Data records
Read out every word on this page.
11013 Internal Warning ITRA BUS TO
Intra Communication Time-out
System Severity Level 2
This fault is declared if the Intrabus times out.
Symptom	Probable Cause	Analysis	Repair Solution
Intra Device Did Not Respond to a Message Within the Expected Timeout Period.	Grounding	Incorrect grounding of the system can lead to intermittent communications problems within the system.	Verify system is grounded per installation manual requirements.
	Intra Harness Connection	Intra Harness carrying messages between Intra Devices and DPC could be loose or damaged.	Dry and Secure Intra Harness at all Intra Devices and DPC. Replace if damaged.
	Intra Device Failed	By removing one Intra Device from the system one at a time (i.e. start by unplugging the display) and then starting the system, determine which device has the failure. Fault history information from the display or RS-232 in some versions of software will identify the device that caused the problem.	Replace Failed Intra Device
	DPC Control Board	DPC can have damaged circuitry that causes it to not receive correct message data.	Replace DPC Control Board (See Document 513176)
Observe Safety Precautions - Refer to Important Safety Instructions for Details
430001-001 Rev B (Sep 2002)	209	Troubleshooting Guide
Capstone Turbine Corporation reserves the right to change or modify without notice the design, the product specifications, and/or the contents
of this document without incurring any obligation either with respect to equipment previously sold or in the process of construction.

Given exercise
Show every line from the listing above in which the string "damaged" appears.

Solution for this exercise
	Intra Harness Connection	Intra Harness carrying messages between Intra Devices and DPC could be loose or damaged.	Dry and Secure Intra Harness at all Intra Devices and DPC. Replace if damaged.
	DPC Control Board	DPC can have damaged circuitry that causes it to not receive correct message data.	Replace DPC Control Board (See Document 513176)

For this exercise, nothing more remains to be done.